▶ [Exercise directions]: Which lines below contain the word "coronavirus"? Copy each one.

____ Given records

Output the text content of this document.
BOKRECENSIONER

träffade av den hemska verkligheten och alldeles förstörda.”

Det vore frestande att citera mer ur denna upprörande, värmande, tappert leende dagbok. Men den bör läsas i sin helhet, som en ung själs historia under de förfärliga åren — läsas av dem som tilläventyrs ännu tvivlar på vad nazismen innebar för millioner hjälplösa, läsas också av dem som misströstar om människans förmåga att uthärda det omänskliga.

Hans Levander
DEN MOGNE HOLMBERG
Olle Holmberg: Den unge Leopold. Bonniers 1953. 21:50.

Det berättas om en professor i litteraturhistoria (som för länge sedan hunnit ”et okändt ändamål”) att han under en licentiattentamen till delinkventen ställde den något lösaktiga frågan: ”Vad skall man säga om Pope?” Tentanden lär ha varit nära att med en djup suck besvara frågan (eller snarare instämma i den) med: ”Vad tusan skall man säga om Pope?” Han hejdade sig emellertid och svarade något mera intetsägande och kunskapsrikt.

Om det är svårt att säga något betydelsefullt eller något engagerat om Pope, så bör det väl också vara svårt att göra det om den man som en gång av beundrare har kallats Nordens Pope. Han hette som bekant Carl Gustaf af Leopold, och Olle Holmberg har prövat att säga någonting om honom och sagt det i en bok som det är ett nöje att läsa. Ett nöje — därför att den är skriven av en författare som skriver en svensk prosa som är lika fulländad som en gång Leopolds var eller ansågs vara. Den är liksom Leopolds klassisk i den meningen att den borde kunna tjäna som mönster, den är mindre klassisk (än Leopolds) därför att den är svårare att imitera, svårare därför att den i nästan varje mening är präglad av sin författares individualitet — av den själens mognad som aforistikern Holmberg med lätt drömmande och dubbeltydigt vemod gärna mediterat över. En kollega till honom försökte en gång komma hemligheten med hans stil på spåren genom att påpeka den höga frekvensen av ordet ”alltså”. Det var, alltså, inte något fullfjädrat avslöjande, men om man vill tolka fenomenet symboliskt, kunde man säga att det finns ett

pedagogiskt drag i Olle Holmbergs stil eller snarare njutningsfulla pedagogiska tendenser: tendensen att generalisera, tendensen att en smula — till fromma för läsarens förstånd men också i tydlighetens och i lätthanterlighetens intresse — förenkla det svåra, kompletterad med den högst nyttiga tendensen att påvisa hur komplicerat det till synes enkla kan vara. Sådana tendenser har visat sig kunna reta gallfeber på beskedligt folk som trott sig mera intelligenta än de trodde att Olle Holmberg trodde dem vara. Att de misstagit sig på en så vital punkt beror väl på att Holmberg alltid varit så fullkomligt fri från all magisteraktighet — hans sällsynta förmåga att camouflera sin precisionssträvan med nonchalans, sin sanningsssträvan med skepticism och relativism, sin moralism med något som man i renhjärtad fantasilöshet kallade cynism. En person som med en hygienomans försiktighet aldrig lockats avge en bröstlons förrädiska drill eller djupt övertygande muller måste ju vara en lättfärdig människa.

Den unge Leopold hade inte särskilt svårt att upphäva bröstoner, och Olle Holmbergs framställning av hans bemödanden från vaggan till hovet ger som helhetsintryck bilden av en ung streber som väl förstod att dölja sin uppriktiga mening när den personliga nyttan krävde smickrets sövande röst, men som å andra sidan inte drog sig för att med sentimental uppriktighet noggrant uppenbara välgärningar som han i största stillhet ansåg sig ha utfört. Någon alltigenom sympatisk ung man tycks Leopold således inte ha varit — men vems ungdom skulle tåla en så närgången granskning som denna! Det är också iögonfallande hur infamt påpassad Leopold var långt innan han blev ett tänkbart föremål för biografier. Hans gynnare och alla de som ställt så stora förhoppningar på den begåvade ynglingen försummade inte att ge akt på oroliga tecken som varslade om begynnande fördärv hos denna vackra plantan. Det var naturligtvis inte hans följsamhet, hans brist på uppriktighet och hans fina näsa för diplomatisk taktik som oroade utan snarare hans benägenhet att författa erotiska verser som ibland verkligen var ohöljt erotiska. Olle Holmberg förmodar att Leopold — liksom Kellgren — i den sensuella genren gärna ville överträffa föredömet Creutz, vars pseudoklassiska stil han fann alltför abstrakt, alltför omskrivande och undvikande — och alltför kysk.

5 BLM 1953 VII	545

________
____ Given records

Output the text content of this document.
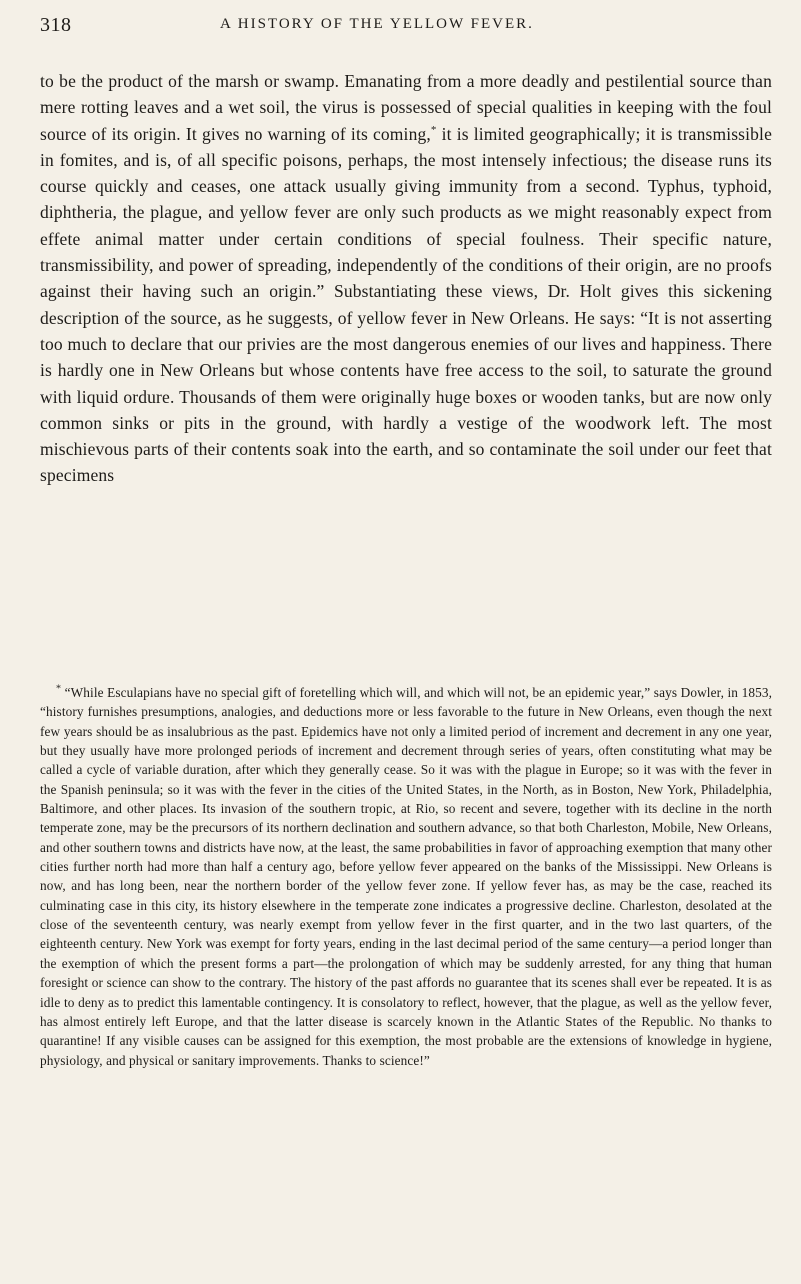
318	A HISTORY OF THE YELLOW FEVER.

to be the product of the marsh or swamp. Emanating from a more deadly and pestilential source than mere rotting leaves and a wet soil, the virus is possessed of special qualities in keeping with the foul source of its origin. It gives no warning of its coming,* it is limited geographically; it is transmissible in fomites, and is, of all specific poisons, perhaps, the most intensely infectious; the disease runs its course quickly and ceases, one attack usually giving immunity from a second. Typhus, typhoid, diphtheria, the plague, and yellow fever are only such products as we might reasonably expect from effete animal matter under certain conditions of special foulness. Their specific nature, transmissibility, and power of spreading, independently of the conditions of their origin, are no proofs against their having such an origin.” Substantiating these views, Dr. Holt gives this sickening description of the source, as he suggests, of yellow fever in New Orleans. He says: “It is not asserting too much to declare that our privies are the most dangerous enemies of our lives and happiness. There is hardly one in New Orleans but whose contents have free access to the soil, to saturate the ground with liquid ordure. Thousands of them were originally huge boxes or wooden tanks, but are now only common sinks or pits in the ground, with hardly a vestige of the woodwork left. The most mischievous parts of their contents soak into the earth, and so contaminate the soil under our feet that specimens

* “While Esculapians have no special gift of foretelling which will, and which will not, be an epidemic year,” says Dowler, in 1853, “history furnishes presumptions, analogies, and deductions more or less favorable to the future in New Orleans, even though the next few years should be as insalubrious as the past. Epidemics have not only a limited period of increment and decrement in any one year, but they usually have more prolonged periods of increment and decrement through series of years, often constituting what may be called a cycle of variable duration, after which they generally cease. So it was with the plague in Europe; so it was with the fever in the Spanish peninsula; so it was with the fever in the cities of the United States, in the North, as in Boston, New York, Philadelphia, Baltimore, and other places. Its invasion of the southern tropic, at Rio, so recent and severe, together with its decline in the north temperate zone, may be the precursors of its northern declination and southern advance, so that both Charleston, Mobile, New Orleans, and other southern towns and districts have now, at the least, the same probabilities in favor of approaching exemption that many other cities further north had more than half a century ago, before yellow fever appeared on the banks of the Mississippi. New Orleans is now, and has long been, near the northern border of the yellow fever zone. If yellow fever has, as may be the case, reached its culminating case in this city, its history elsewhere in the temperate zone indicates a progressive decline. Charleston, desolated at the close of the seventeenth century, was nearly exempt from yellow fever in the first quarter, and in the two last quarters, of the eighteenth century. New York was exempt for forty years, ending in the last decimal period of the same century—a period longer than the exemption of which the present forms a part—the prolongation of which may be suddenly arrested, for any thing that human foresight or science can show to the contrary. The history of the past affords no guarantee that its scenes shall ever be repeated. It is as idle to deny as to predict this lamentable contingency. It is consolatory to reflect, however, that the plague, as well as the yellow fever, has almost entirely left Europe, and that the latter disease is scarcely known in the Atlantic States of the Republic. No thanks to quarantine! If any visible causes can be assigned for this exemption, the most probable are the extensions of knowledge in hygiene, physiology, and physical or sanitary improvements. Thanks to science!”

________
____ Given records

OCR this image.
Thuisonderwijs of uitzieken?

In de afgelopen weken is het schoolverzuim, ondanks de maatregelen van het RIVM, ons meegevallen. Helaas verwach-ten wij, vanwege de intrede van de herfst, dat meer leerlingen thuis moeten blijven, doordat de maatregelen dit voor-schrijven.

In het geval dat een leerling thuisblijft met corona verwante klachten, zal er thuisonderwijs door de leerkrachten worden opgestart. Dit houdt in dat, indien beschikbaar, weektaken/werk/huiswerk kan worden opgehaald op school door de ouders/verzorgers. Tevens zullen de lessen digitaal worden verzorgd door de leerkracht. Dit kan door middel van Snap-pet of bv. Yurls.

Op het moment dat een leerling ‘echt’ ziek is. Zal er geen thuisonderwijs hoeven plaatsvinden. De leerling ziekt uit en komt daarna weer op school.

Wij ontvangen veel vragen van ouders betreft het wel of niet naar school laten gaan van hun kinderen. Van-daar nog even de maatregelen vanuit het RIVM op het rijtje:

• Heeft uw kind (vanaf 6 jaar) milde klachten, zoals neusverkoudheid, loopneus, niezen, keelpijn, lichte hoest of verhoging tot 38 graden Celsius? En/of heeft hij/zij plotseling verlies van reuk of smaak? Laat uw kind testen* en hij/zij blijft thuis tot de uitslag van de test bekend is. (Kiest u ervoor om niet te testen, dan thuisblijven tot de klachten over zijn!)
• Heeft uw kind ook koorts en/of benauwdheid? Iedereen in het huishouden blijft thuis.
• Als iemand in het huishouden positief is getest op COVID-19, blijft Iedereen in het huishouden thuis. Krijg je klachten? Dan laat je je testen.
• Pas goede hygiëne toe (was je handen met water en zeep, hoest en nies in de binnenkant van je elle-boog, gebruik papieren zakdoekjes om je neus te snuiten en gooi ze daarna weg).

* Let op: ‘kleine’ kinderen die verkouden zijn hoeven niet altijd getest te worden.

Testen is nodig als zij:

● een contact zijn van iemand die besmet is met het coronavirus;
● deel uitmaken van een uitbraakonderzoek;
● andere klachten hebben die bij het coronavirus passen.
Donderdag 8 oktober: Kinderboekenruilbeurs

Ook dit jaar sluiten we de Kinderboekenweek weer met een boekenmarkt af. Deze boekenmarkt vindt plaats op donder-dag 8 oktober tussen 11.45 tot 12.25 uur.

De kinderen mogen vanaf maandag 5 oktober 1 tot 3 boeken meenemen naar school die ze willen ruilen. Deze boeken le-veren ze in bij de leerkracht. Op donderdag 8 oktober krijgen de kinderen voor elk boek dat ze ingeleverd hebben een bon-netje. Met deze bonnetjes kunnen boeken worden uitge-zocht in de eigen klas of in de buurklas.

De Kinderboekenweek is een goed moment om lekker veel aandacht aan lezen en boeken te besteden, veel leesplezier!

________

▶ [Reply to the task]:
● een contact zijn van iemand die besmet is met het coronavirus;
● andere klachten hebben die bij het coronavirus passen.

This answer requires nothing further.